Data excerpts:
..........

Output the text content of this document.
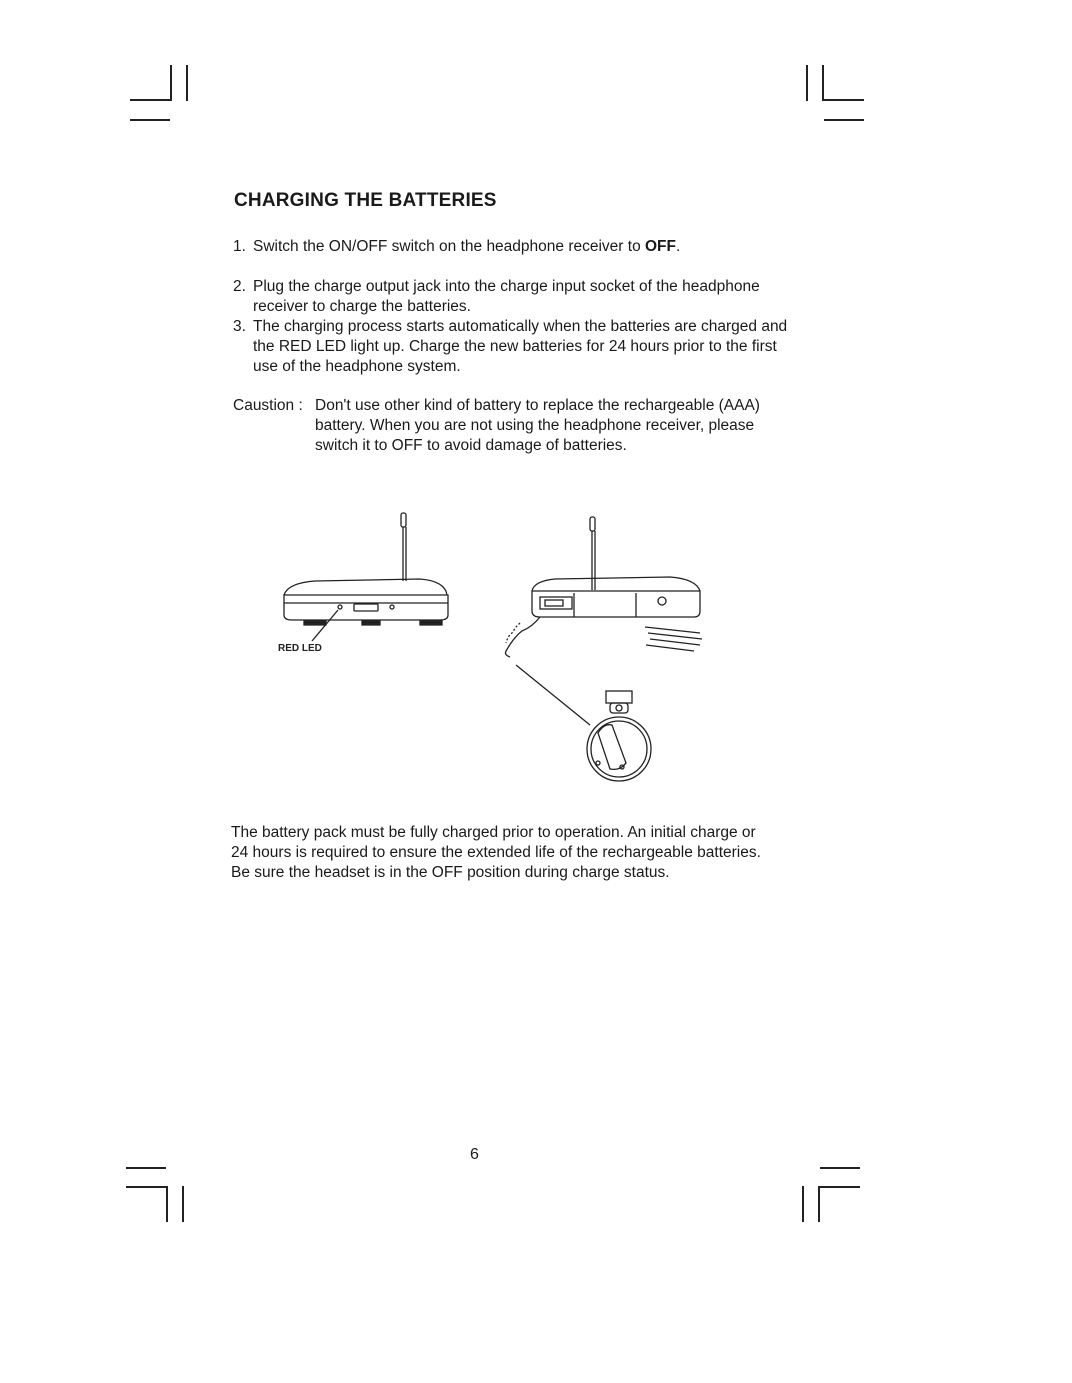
CHARGING THE BATTERIES
1. Switch the ON/OFF switch on the headphone receiver to OFF.
2. Plug the charge output jack into the charge input socket of the headphone receiver to charge the batteries.
3. The charging process starts automatically when the batteries are charged and the RED LED light up. Charge the new batteries for 24 hours prior to the first use of the headphone system.
Caustion : Don't use other kind of battery to replace the rechargeable (AAA) battery. When you are not using the headphone receiver, please switch it to OFF to avoid damage of batteries.
RED LED

The battery pack must be fully charged prior to operation. An initial charge or 24 hours is required to ensure the extended life of the rechargeable batteries. Be sure the headset is in the OFF position during charge status.

6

..........

WHAT YOU NEED TO DO
Restate each entry word for word, leaving out any pictures.

ANSWER IN FULL
Output the text content of this document.
CHARGING THE BATTERIES
1. Switch the ON/OFF switch on the headphone receiver to OFF.
2. Plug the charge output jack into the charge input socket of the headphone receiver to charge the batteries.
3. The charging process starts automatically when the batteries are charged and the RED LED light up. Charge the new batteries for 24 hours prior to the first use of the headphone system.
Caustion : Don't use other kind of battery to replace the rechargeable (AAA) battery. When you are not using the headphone receiver, please switch it to OFF to avoid damage of batteries.
RED LED

The battery pack must be fully charged prior to operation. An initial charge or 24 hours is required to ensure the extended life of the rechargeable batteries. Be sure the headset is in the OFF position during charge status.

6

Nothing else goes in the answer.